- Things to do -
[1] Extract the passage about the Bricklin SV-1 word for word, in full.
[2] In the records, copy the lines from the one containing "417 1352 545</box>" through the one containing "1502 1352 1630</box>", including both, exactly as they appear, and nothing else.

Ford V8 engines have powered tens of millions of vehicles through the years, from the mundane to the insane. Well, our Joe Ligo has found one in a very unusual place. But while the engine may be somewhat common, the rest of the car around it definitely is not!

JOE LIGO: This is a Ford 351 Windsor V8.  But it's not in a Ford.  It's not in a Lincoln or Mercury, either...It's under the hood of this 1975 Bricklin SV-1.

In many ways, the Bricklin defies classification. The engine came from Ford, the suspension is based on the AMC Javelin, and it has a body of acrylic plastic over fiberglass. Plus, gullwing doors and massive bumpers.

Is it a muscle car? A sports car? Well, I went to the source, creator, Malcolm Bricklin,

MALCOLM BRICKLIN: “It is a sports car because it looks like one and the low center of gravity so it's fun to drive...but the idea behind it was, safety does not have to be ugly, number one...and that's what SV-1 stands for: Safety Vehicle One.”

JOE LIGO: The SV-1 began as his project to build the world’s safest car, but also make it gorgeous. While other automakers complained about safety regulations ruining their styling, Bricklin's team found ways around this, integrating safety into the design.

MALCOLM BRICKLIN: “So if you look at the Bricklin, there's an airspace all the way around both the front and back bumper, and at 10 miles per hour or less, it goes in and goes out, no damage.”

- Task data -
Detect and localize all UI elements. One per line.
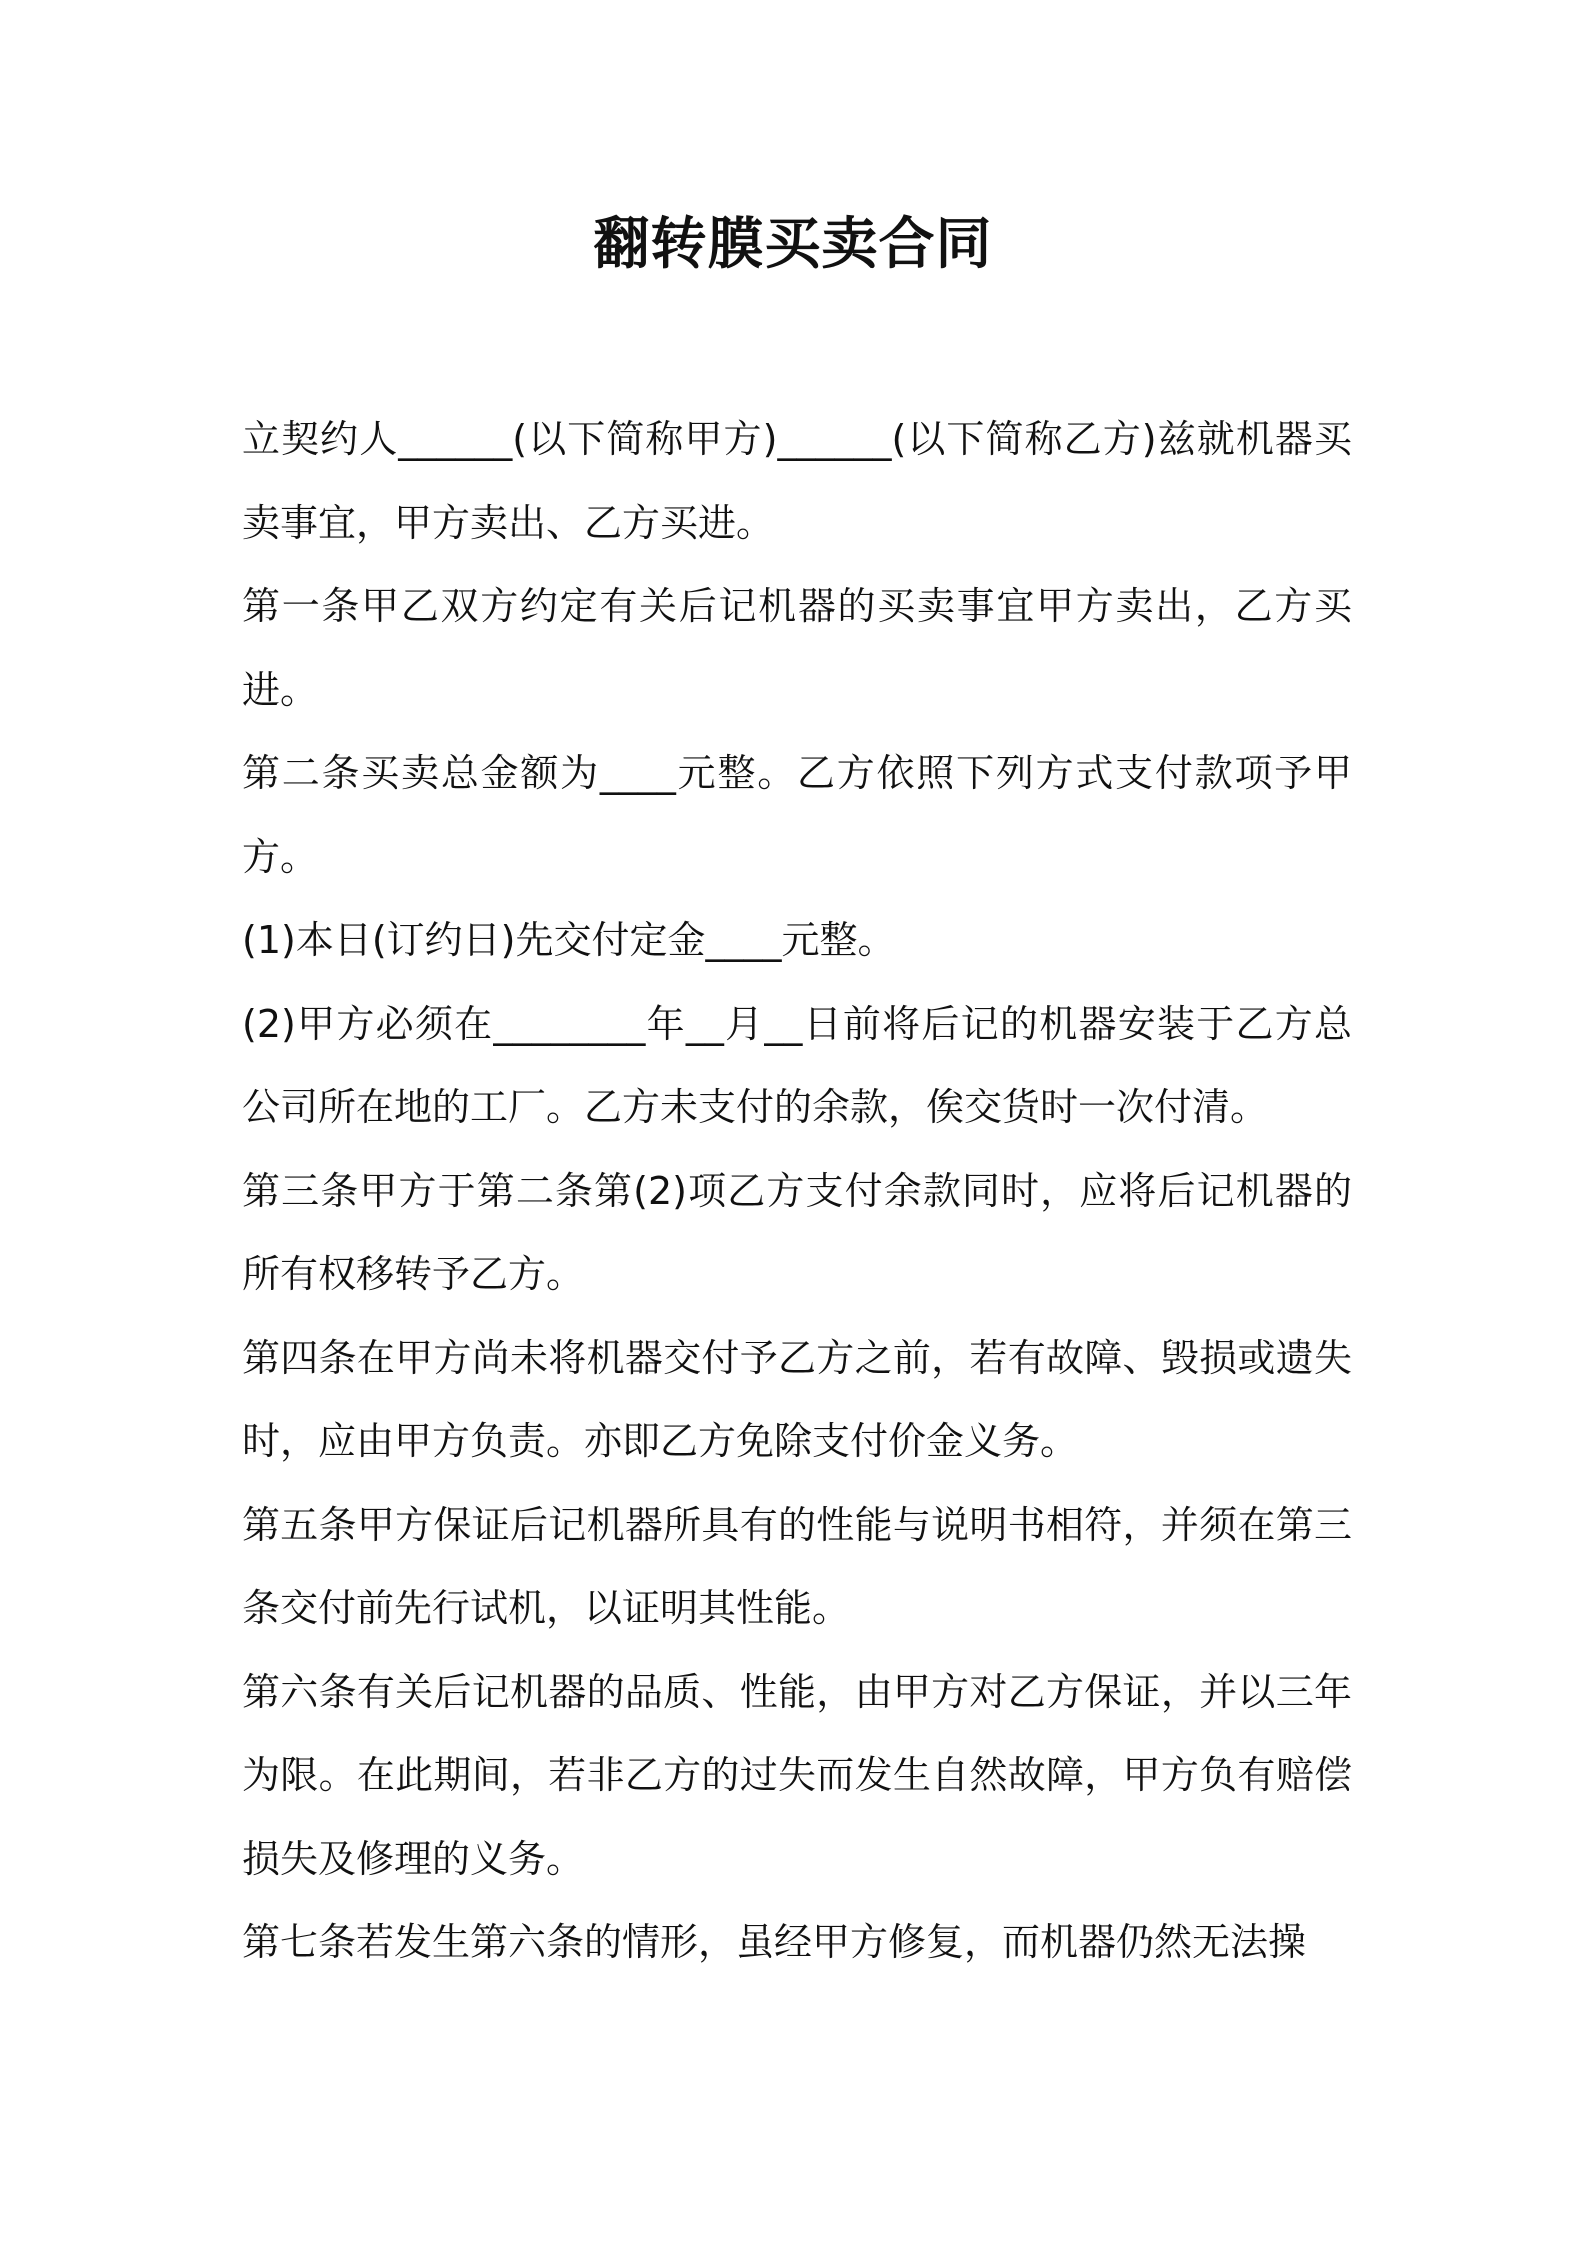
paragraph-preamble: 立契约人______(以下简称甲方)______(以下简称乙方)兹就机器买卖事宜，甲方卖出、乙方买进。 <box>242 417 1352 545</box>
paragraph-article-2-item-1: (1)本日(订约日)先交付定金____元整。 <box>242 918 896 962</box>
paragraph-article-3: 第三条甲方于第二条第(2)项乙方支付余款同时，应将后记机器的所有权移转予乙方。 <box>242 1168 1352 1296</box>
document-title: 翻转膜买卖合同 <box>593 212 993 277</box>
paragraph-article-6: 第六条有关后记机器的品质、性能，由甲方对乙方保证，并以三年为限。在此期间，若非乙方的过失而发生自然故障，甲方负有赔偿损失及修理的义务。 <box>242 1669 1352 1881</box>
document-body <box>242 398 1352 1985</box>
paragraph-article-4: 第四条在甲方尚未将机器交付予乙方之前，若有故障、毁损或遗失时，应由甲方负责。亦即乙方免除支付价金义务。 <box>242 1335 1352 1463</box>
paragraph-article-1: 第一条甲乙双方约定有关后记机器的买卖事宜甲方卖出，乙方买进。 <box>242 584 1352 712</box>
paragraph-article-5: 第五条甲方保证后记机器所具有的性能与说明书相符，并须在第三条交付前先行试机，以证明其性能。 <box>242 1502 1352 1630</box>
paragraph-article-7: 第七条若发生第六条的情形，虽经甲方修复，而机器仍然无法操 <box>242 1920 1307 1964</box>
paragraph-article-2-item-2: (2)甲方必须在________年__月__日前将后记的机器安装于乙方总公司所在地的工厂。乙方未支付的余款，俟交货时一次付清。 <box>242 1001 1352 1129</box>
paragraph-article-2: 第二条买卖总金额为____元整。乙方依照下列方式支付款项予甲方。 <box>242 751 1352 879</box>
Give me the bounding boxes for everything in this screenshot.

- Outputs for the tasks -
[1]
Ford V8 engines have powered tens of millions of vehicles through the years, from the mundane to the insane. Well, our Joe Ligo has found one in a very unusual place. But while the engine may be somewhat common, the rest of the car around it definitely is not!

JOE LIGO: This is a Ford 351 Windsor V8.  But it's not in a Ford.  It's not in a Lincoln or Mercury, either...It's under the hood of this 1975 Bricklin SV-1.

In many ways, the Bricklin defies classification. The engine came from Ford, the suspension is based on the AMC Javelin, and it has a body of acrylic plastic over fiberglass. Plus, gullwing doors and massive bumpers.

Is it a muscle car? A sports car? Well, I went to the source, creator, Malcolm Bricklin,

MALCOLM BRICKLIN: “It is a sports car because it looks like one and the low center of gravity so it's fun to drive...but the idea behind it was, safety does not have to be ugly, number one...and that's what SV-1 stands for: Safety Vehicle One.”

JOE LIGO: The SV-1 began as his project to build the world’s safest car, but also make it gorgeous. While other automakers complained about safety regulations ruining their styling, Bricklin's team found ways around this, integrating safety into the design.

MALCOLM BRICKLIN: “So if you look at the Bricklin, there's an airspace all the way around both the front and back bumper, and at 10 miles per hour or less, it goes in and goes out, no damage.”

[2]
paragraph-preamble: 立契约人______(以下简称甲方)______(以下简称乙方)兹就机器买卖事宜，甲方卖出、乙方买进。 <box>242 417 1352 545</box>
paragraph-article-2-item-1: (1)本日(订约日)先交付定金____元整。 <box>242 918 896 962</box>
paragraph-article-3: 第三条甲方于第二条第(2)项乙方支付余款同时，应将后记机器的所有权移转予乙方。 <box>242 1168 1352 1296</box>
document-title: 翻转膜买卖合同 <box>593 212 993 277</box>
paragraph-article-6: 第六条有关后记机器的品质、性能，由甲方对乙方保证，并以三年为限。在此期间，若非乙方的过失而发生自然故障，甲方负有赔偿损失及修理的义务。 <box>242 1669 1352 1881</box>
document-body <box>242 398 1352 1985</box>
paragraph-article-4: 第四条在甲方尚未将机器交付予乙方之前，若有故障、毁损或遗失时，应由甲方负责。亦即乙方免除支付价金义务。 <box>242 1335 1352 1463</box>
paragraph-article-1: 第一条甲乙双方约定有关后记机器的买卖事宜甲方卖出，乙方买进。 <box>242 584 1352 712</box>
paragraph-article-5: 第五条甲方保证后记机器所具有的性能与说明书相符，并须在第三条交付前先行试机，以证明其性能。 <box>242 1502 1352 1630</box>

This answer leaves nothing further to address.